▶ **GOAL**: Go through the data below. List every line that holds the word "content".

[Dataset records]
◆ ◆ ◆ ◆
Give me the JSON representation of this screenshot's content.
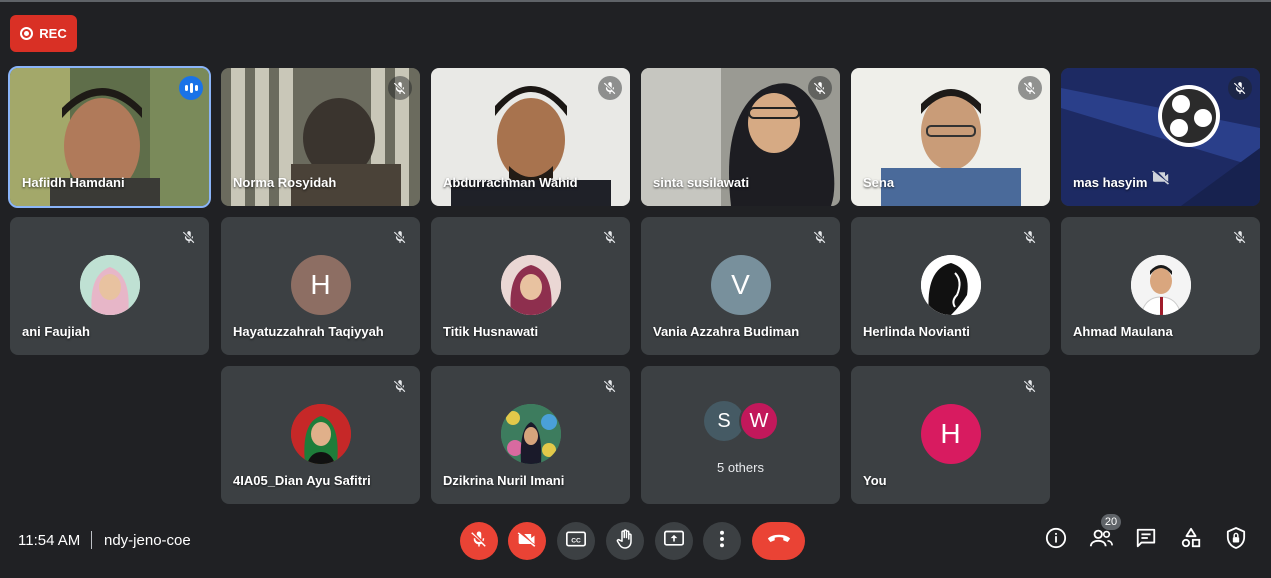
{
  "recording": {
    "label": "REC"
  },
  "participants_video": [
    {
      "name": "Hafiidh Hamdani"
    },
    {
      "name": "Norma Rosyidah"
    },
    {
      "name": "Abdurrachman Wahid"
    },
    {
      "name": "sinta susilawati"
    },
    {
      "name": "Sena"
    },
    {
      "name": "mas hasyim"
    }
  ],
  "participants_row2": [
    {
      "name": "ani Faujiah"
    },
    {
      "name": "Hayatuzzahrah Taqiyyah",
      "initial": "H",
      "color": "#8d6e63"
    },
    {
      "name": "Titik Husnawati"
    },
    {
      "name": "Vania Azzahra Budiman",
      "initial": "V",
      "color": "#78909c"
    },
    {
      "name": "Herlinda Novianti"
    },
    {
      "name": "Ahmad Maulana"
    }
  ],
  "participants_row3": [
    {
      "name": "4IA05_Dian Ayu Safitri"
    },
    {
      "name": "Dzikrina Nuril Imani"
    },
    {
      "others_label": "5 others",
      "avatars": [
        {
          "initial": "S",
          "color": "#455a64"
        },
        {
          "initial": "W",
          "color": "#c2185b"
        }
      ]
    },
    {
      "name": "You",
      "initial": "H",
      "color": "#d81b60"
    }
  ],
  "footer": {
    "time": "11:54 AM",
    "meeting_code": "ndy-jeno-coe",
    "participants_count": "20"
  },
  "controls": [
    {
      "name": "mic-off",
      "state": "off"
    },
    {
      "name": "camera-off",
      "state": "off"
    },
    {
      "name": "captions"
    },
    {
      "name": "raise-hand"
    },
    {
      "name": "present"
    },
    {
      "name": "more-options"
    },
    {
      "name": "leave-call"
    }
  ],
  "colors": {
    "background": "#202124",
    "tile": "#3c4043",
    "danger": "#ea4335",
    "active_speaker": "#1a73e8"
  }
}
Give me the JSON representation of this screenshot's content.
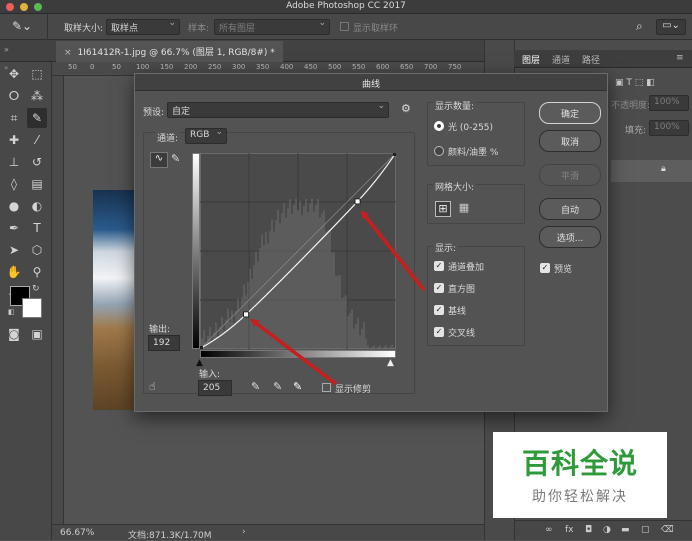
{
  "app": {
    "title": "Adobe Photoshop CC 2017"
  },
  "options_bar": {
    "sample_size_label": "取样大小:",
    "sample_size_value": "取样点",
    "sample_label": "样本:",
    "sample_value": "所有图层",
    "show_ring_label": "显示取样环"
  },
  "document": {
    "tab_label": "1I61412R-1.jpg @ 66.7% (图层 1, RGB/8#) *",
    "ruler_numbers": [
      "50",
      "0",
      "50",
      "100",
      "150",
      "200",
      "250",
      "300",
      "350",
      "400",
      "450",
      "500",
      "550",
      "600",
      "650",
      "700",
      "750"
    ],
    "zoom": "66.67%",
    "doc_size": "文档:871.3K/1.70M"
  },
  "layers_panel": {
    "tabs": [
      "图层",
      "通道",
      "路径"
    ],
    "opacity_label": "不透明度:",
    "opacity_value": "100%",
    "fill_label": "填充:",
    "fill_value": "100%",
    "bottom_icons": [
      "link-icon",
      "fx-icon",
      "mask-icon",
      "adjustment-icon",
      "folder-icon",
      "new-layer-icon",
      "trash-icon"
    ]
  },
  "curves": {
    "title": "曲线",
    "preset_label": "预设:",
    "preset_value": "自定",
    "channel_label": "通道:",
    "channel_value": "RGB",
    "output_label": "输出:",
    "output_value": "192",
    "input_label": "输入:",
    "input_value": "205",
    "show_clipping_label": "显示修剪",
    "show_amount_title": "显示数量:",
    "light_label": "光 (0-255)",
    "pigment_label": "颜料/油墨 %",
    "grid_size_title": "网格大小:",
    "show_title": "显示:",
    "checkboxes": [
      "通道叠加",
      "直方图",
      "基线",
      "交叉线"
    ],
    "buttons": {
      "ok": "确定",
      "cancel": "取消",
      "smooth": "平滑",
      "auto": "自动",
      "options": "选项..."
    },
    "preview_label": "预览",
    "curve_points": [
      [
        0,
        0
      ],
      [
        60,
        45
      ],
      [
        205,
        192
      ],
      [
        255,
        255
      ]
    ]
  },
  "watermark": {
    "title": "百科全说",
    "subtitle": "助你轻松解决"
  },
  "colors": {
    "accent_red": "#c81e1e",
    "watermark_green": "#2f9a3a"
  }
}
◆ ◆ ◆ ◆
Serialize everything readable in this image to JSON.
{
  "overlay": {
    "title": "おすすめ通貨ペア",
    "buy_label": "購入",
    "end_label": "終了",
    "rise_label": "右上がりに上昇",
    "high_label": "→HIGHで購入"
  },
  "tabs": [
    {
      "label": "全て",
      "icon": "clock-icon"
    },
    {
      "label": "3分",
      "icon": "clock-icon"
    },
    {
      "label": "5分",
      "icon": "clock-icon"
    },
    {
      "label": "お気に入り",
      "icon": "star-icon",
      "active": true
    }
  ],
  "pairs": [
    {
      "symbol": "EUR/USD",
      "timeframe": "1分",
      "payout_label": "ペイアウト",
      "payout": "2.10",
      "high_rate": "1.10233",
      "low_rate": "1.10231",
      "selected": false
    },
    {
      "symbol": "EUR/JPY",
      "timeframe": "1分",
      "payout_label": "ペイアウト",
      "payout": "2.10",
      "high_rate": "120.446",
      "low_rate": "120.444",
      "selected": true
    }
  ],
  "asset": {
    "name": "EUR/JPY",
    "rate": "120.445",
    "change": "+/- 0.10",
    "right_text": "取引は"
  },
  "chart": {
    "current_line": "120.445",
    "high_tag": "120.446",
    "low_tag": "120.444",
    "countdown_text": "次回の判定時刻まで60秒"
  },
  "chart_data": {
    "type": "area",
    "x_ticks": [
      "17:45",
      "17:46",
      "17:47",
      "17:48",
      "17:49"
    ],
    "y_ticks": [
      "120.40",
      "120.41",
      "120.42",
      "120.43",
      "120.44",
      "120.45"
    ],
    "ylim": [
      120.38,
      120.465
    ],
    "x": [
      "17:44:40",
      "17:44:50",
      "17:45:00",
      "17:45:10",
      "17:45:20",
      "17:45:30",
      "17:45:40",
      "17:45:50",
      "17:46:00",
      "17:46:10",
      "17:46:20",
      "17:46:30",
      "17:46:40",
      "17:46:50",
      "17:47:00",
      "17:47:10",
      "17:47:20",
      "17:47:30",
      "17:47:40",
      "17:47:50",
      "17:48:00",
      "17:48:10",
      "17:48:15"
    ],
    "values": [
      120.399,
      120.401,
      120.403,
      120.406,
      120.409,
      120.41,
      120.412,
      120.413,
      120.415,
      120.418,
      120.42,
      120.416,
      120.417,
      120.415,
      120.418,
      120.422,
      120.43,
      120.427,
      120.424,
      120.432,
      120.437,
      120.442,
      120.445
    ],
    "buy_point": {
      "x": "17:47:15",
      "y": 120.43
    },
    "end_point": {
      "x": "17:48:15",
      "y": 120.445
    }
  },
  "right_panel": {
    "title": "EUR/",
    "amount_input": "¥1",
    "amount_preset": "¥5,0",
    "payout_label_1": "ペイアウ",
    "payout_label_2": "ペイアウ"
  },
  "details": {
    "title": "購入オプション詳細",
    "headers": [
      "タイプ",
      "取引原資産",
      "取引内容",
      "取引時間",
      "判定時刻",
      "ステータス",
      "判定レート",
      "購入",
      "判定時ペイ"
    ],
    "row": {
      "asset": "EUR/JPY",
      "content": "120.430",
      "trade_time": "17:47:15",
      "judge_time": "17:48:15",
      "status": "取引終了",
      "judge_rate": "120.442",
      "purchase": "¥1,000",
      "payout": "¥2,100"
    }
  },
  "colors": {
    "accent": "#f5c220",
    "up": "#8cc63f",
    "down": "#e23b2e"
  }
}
◆ ◆ ◆ ◆
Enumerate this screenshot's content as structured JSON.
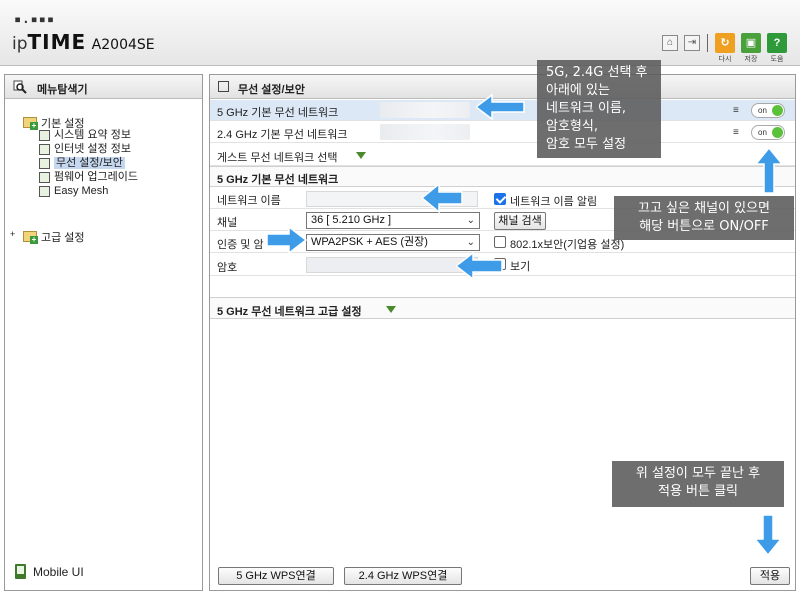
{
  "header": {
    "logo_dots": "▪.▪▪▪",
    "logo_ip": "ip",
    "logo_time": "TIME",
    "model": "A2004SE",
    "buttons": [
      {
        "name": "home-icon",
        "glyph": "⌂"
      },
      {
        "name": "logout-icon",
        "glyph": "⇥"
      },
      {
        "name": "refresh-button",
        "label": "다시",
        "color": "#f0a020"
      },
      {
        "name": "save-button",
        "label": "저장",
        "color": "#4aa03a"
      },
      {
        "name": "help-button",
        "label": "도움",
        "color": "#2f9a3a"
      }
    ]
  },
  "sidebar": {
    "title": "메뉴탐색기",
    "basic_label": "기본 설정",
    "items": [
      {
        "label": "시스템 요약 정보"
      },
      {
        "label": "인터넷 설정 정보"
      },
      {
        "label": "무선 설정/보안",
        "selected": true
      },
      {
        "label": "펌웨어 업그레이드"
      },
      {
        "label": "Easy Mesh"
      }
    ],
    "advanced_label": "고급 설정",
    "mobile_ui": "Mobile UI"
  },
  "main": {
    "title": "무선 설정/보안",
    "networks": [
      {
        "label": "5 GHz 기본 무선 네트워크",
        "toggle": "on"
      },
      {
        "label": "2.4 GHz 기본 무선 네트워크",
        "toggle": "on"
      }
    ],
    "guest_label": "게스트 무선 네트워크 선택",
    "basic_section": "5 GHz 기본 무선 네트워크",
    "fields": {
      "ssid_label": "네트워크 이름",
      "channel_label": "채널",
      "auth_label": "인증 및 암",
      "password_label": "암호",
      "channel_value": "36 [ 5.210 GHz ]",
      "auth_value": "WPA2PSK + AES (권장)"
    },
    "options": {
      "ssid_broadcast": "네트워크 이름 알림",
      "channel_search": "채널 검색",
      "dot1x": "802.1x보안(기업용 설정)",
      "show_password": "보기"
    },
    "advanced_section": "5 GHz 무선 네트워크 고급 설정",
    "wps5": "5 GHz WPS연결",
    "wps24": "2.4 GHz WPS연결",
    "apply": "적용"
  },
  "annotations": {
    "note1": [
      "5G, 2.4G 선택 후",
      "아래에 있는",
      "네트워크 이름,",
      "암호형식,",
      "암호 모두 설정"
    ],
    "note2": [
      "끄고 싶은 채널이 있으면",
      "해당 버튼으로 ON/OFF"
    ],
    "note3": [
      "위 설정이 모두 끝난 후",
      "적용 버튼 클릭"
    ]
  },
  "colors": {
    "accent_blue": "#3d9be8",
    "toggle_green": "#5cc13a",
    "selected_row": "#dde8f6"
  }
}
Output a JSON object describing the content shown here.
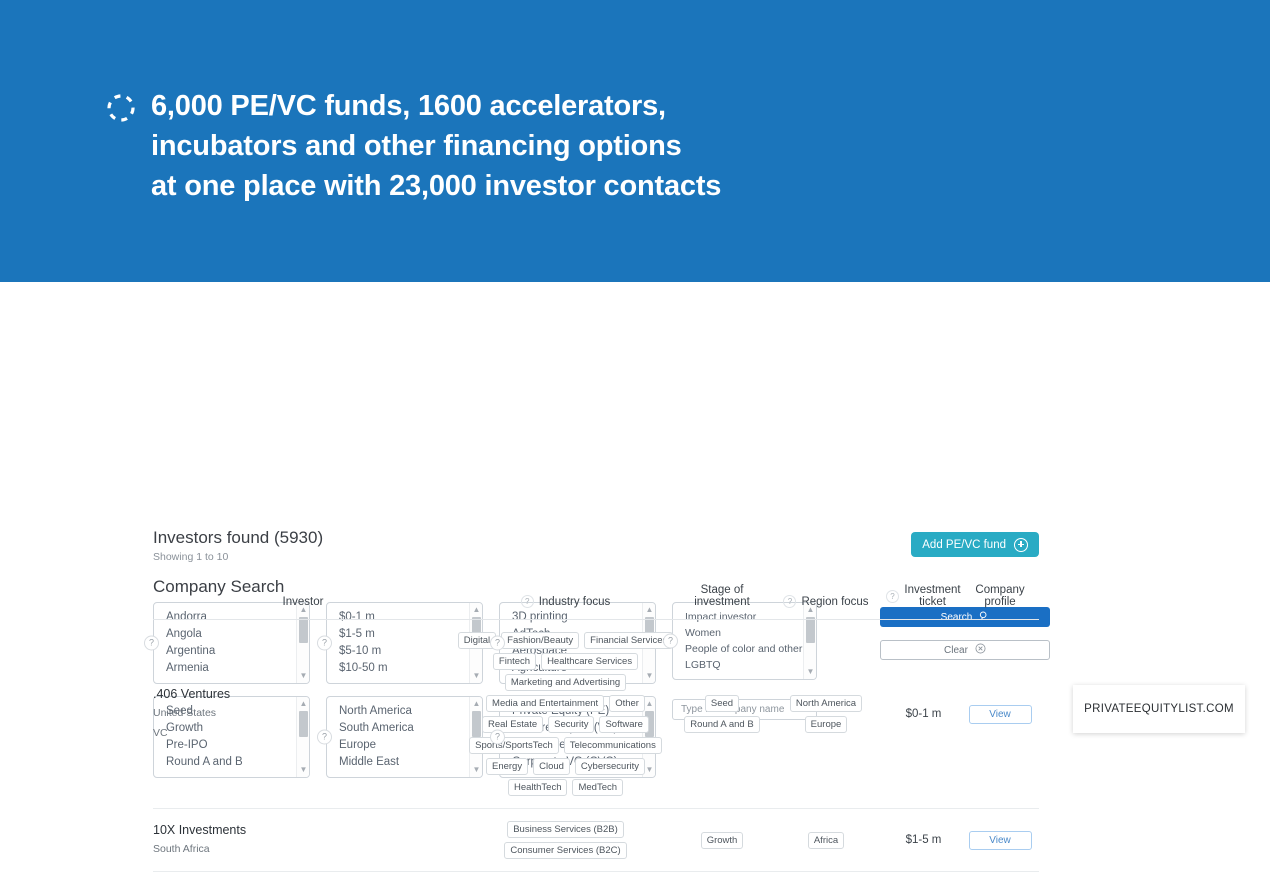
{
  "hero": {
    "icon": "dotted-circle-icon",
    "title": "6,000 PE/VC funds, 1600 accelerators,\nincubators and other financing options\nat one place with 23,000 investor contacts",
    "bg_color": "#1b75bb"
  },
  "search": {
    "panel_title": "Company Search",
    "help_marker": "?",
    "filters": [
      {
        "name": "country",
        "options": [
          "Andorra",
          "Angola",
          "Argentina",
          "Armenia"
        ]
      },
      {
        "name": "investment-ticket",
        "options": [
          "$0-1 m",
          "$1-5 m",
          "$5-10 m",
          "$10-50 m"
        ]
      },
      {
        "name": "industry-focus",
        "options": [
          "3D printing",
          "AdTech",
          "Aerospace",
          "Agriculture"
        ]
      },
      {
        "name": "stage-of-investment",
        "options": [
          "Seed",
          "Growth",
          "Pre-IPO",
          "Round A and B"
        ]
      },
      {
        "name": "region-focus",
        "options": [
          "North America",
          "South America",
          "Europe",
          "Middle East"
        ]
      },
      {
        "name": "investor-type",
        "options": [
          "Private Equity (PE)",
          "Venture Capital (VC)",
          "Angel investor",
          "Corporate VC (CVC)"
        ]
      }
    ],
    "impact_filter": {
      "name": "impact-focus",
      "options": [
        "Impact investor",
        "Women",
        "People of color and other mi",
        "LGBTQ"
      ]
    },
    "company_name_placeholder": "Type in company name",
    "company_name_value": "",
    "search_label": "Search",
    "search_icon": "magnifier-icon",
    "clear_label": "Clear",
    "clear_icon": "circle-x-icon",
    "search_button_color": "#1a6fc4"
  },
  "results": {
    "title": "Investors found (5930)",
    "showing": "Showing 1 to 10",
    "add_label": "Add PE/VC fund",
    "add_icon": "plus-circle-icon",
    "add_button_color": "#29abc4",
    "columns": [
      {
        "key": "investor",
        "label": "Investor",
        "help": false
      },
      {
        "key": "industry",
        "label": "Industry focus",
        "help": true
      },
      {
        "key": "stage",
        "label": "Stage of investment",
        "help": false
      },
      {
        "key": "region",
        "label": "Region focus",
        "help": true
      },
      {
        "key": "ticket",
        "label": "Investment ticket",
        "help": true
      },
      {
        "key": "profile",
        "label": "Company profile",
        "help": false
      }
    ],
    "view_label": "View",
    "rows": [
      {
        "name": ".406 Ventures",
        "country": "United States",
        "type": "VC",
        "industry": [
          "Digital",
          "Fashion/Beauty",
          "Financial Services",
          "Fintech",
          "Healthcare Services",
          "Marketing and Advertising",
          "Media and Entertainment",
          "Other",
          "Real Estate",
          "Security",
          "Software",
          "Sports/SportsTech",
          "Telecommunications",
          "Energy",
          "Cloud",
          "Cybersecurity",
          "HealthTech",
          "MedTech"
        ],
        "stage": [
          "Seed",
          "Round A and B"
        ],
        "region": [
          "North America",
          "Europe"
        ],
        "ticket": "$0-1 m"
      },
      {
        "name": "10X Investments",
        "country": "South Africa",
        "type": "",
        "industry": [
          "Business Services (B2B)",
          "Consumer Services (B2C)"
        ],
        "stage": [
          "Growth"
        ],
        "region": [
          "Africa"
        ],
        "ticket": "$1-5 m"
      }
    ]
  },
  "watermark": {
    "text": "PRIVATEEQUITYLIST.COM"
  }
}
◆ ◆ ◆ ◆
▶ **RESULT OF THE TASK**:
Give me the JSON representation of this screenshot's content.
Give me the JSON representation of this screenshot's content.
      "content": "120.430",
Enumerate this screenshot's content as structured JSON.
Output a JSON object describing the content shown here.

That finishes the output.